**TASK GOAL:**
List all lines in the material below that contain "after".
:: RAW DATA
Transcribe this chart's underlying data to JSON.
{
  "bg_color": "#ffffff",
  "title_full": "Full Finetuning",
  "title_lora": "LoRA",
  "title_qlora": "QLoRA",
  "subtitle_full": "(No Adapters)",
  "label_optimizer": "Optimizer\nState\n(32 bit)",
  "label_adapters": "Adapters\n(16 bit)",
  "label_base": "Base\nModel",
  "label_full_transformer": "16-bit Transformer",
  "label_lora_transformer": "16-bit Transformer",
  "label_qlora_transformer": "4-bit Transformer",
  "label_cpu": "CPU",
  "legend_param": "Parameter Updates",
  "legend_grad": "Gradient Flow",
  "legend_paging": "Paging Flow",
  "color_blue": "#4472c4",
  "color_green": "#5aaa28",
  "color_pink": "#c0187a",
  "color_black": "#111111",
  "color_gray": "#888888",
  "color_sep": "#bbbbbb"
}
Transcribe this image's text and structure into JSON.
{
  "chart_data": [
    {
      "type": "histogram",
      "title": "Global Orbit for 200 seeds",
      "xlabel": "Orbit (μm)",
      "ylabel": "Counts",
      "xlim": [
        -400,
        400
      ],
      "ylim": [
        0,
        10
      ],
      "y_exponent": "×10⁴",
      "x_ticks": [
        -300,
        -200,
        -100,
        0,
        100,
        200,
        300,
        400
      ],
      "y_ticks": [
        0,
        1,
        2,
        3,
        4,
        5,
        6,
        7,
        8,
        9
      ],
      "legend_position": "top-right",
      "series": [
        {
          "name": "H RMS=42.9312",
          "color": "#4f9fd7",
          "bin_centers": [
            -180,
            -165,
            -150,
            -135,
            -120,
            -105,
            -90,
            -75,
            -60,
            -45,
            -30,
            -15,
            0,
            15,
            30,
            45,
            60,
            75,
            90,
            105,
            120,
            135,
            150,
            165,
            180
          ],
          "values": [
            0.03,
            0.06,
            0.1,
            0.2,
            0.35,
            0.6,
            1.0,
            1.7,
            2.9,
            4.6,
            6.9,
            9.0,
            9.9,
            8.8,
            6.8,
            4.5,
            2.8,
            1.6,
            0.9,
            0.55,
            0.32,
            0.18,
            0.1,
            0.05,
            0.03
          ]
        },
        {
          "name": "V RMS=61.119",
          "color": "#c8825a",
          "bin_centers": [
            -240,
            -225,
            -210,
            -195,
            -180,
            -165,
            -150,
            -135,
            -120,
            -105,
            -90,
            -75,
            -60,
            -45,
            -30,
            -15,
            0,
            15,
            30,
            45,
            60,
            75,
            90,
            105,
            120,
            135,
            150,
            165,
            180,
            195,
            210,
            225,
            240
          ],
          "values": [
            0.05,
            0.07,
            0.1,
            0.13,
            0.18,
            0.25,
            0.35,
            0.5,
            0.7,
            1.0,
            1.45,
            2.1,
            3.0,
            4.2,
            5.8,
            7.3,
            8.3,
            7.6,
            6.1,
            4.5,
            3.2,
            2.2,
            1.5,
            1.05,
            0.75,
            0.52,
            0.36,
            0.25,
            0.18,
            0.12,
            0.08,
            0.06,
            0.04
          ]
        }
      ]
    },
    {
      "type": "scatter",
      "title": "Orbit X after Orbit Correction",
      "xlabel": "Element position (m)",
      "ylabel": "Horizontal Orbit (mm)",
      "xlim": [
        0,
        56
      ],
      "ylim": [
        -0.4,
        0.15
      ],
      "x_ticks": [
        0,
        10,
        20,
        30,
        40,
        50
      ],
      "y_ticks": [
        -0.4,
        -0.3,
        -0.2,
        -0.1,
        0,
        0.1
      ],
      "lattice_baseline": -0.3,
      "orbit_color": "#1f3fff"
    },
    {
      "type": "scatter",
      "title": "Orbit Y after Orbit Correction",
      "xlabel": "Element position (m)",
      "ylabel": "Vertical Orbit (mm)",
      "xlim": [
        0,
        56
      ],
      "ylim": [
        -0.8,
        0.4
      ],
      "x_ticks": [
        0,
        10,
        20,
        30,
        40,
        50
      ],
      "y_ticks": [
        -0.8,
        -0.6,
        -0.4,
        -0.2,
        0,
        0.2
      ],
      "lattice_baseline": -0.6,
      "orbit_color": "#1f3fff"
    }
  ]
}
::::
**ANSWER TO THE EXERCISE:**
      "title": "Orbit X after Orbit Correction",
      "title": "Orbit Y after Orbit Correction",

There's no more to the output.